Uraian Tugas – Dalam tulisan tentang menonton sirkus, apa alasan penulis sempat ragu untuk mengajak Ben menonton?

Sumber –
11 Juni
2016
Hari ini
kita nyobain nonton sirkus untuk pertama kalinya.
Sebenernya
udah sering denger beberapa tahun terakhir, karena lokasi penampilan sirkus
biasanya di Serpong, dekat tempat tinggal kakak saya dahulu. Tetapi kayaknya
sirkus yang biasanya tampil itu beda, deh, dengan sirkus kali ini; Oriental
Circus Indonesia (OCI).
Tessa,
teman baik saya, meracuni saya buat pergi nonton. Saya agak ragu tadinya,
mengingat Ben punya kecenderungan jiper dengan penampilan visual jadi-jadian,
seperti barongsai, badut, dan maskot. Apa kabar sirkus, yang pastinya penuh
orang berkostum aneh-aneh? “Anak gue aja semangat banget, bo, nontonnya! Ben
pasti seneng juga, deh!” begitu dia meracuni saya. Anak yang dimaksudkannya
adalah putri bungsunya yang belum 2 tahun. Jadi, saya pikir, Ben yang sudah 4
tahun pasti lebih bisa mengikuti acara.
Setelah
mendapat lampu hijau dari yang punya uang, alias suami, pergilah kami hari ini.

Data Tersedia –

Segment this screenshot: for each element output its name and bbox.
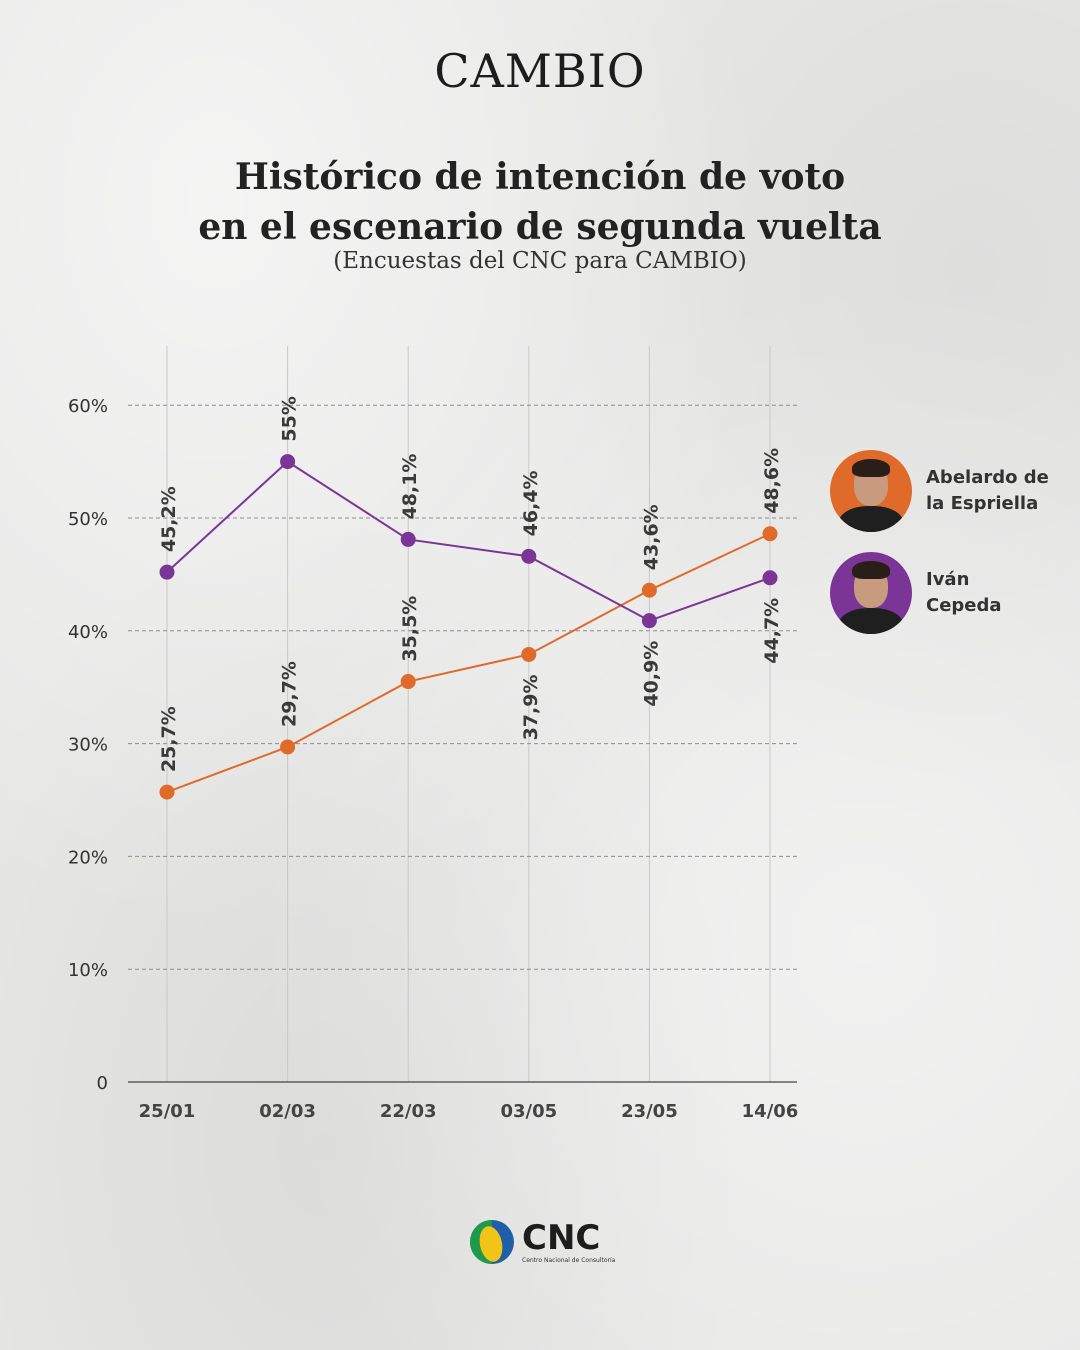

Jawaban Latihan – Ben memiliki kecenderungan takut terhadap penampilan visual jadi-jadian, seperti barongsai, badut, dan maskot.